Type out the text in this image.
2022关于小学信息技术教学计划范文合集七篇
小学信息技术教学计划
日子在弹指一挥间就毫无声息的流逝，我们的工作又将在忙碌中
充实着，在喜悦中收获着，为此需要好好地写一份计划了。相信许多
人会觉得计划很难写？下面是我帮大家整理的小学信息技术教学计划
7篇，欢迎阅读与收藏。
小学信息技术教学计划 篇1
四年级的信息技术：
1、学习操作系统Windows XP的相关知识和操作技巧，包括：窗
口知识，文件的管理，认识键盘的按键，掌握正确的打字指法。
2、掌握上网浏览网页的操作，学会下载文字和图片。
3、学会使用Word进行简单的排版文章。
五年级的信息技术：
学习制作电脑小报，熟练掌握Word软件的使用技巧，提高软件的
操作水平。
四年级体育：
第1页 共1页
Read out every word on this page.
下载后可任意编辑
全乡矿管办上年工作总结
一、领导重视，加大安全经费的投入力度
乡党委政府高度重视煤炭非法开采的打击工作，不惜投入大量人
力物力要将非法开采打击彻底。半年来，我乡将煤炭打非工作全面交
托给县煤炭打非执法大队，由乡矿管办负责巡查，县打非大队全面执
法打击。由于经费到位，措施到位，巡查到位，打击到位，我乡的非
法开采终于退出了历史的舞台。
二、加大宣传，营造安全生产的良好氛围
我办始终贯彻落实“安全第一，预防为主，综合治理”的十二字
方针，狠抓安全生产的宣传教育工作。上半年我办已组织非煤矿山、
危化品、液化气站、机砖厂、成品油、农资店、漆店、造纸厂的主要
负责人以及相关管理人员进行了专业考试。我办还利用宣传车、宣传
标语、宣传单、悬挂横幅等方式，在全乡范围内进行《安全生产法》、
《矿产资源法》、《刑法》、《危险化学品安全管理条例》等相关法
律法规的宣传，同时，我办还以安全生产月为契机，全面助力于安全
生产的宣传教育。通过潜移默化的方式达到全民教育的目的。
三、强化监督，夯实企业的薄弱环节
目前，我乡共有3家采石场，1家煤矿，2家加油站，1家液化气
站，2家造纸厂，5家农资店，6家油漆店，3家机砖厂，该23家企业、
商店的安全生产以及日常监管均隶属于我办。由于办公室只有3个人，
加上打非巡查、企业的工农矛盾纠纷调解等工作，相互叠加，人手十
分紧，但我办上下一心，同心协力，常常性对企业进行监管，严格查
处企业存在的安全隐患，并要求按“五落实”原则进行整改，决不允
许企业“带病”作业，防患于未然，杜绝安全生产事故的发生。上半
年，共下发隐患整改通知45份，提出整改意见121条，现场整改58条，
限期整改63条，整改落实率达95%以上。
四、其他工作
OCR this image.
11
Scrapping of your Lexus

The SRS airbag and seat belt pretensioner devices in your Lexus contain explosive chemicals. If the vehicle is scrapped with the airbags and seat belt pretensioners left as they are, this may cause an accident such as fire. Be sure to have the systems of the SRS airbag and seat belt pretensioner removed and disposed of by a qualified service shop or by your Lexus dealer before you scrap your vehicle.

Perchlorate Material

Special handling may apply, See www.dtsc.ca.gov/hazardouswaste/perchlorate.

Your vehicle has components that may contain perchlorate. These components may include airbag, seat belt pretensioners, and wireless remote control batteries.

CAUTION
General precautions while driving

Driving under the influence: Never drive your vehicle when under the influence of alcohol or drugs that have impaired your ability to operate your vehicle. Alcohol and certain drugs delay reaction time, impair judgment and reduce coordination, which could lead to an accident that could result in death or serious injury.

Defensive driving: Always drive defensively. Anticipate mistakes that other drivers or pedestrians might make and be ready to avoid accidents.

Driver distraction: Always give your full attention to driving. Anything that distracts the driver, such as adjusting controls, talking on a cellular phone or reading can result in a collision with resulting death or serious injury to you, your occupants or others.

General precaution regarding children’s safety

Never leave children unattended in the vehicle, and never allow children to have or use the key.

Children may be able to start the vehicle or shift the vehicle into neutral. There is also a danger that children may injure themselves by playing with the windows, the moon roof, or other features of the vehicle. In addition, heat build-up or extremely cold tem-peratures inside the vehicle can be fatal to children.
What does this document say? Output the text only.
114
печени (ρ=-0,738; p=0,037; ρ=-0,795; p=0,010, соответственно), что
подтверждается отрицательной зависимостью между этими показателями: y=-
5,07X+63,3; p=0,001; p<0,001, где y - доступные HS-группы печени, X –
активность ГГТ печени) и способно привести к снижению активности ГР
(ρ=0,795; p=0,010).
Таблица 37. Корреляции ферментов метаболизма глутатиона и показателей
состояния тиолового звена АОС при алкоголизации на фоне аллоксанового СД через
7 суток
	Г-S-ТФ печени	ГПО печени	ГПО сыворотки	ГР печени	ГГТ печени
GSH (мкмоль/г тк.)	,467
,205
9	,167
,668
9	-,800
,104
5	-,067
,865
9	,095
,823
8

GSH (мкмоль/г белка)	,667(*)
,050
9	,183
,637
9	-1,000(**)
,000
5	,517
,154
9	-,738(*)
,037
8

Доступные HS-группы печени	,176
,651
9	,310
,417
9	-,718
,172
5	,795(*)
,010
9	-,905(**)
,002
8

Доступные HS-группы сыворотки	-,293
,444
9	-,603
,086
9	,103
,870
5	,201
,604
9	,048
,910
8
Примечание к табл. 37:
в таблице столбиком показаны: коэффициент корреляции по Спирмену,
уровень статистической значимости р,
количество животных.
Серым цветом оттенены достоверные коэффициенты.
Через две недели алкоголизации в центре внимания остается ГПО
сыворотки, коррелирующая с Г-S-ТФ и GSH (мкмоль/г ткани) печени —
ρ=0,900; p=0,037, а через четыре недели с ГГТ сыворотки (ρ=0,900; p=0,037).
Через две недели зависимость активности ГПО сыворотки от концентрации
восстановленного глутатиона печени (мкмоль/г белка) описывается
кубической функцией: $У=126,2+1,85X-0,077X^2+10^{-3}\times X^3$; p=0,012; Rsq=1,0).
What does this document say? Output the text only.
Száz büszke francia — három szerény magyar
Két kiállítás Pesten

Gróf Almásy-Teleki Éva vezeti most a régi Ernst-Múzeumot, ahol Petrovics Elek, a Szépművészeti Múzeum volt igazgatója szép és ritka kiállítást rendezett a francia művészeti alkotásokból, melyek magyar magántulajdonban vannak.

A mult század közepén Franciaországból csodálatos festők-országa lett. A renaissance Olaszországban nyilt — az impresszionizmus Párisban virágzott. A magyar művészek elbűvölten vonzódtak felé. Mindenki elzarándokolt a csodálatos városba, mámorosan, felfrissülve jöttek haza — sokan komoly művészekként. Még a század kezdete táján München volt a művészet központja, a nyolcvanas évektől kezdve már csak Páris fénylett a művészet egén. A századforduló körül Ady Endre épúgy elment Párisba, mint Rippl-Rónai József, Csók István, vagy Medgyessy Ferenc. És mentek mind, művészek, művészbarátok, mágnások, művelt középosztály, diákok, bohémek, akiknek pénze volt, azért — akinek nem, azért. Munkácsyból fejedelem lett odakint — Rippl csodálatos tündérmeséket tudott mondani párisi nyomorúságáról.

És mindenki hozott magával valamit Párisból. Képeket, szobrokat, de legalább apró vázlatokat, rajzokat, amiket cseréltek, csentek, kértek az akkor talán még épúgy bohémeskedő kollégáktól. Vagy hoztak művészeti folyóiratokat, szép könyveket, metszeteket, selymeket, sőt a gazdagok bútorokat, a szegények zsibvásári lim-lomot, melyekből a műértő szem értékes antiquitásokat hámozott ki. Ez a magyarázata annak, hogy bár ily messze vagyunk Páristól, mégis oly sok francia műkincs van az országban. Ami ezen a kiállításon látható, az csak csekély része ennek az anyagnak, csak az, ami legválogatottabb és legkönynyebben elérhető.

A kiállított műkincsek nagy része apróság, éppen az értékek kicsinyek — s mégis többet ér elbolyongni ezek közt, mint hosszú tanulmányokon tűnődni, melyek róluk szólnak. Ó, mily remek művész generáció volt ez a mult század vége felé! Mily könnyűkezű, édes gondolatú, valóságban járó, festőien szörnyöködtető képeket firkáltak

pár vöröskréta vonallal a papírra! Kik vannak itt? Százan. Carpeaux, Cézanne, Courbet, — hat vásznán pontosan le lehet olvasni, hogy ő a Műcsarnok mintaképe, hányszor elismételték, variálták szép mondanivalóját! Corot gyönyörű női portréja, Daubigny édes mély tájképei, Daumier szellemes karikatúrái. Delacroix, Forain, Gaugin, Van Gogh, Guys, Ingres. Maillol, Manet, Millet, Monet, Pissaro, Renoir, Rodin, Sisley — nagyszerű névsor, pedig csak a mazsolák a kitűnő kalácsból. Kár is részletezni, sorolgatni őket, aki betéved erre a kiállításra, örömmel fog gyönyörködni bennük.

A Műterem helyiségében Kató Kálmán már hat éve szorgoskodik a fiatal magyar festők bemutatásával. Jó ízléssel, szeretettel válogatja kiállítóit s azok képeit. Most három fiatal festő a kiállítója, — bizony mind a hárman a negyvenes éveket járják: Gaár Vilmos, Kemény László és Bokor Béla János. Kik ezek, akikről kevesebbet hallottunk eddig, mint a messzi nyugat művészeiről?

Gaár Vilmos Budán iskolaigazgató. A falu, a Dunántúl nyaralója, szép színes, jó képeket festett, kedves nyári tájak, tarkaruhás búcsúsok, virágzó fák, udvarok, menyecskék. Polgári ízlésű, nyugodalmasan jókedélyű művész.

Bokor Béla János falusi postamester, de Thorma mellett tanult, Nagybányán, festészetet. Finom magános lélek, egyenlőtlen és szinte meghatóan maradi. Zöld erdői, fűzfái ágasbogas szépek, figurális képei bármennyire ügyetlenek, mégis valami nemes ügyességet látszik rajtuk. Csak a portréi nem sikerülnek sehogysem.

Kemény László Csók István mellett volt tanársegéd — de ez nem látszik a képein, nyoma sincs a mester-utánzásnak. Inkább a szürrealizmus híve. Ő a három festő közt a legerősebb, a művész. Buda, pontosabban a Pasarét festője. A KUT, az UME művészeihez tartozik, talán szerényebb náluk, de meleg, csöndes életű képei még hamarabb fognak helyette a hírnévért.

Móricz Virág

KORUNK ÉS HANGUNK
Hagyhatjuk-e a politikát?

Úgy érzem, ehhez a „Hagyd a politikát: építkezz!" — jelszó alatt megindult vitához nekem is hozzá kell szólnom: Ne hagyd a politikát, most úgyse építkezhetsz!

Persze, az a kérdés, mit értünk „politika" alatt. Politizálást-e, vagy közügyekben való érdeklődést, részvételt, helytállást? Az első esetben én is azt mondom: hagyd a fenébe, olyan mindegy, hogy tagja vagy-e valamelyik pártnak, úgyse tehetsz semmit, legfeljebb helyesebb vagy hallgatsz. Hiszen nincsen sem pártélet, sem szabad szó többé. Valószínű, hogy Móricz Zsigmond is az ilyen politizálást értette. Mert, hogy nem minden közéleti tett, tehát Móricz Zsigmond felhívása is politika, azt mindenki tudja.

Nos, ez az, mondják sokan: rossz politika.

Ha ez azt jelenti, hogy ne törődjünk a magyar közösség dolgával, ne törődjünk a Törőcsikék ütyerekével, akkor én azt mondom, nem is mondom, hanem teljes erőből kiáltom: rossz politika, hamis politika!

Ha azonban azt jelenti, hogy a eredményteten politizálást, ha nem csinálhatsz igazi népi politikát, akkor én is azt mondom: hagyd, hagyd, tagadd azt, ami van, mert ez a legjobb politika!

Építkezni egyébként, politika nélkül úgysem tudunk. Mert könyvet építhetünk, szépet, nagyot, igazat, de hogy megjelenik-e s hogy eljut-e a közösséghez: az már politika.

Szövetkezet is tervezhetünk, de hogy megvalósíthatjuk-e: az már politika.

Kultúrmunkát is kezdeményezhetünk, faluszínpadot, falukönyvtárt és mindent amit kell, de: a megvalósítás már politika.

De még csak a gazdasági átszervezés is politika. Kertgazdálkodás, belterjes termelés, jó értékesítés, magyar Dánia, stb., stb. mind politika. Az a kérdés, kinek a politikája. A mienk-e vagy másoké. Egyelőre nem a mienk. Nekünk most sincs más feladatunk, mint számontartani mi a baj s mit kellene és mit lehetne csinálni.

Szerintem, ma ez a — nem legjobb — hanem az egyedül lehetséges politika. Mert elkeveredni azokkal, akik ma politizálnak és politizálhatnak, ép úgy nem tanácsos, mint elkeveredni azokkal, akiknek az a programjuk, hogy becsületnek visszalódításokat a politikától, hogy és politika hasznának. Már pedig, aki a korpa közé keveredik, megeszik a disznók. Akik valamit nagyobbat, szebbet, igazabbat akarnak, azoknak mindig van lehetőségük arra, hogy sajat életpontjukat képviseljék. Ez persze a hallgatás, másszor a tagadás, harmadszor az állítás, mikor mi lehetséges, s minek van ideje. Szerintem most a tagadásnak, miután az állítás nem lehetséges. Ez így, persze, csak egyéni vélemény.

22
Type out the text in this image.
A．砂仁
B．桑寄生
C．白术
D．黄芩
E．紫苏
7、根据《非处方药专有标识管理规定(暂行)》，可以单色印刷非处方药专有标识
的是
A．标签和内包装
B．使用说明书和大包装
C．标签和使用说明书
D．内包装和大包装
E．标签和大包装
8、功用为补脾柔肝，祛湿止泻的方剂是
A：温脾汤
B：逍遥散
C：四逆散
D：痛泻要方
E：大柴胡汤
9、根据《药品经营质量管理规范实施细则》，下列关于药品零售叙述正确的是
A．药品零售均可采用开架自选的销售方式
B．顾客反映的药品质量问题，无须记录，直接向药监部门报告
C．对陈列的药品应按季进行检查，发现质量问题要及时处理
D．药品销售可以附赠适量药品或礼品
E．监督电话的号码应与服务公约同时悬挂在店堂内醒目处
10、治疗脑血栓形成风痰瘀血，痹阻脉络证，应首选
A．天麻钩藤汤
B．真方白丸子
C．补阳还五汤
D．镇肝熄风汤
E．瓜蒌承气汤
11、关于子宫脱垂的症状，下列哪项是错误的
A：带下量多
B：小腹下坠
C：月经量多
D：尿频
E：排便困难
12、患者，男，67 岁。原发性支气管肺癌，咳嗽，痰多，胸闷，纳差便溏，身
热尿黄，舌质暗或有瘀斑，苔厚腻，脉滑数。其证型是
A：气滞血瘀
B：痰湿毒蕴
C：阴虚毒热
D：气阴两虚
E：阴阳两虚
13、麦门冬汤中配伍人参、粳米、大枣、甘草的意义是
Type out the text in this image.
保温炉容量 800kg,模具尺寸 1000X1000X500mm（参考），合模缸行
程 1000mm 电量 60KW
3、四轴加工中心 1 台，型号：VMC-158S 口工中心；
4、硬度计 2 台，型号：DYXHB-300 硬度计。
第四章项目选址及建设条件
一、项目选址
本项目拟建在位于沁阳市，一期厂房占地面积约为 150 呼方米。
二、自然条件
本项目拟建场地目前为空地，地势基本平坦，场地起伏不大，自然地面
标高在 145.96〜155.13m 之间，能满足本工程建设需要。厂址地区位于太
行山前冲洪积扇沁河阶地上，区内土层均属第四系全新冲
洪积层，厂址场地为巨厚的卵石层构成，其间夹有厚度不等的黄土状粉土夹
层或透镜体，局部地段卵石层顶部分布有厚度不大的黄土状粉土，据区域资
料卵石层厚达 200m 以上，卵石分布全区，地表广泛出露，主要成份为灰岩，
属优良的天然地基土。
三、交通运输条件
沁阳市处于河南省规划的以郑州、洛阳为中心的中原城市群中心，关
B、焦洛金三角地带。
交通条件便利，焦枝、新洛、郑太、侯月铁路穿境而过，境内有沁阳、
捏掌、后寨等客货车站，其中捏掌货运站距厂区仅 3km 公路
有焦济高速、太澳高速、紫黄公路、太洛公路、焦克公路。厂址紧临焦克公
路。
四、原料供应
^^^^^^^^^^^^^^^^
EXERCISE TASK:
Find every line in the records that contains the word "сыворотки"; copy those lines.

ANSWER TO THIS TASK:
	Г-S-ТФ печени	ГПО печени	ГПО сыворотки	ГР печени	ГГТ печени
Доступные HS-группы сыворотки	-,293
сыворотки, коррелирующая с Г-S-ТФ и GSH (мкмоль/г ткани) печени —
ρ=0,900; p=0,037, а через четыре недели с ГГТ сыворотки (ρ=0,900; p=0,037).
Через две недели зависимость активности ГПО сыворотки от концентрации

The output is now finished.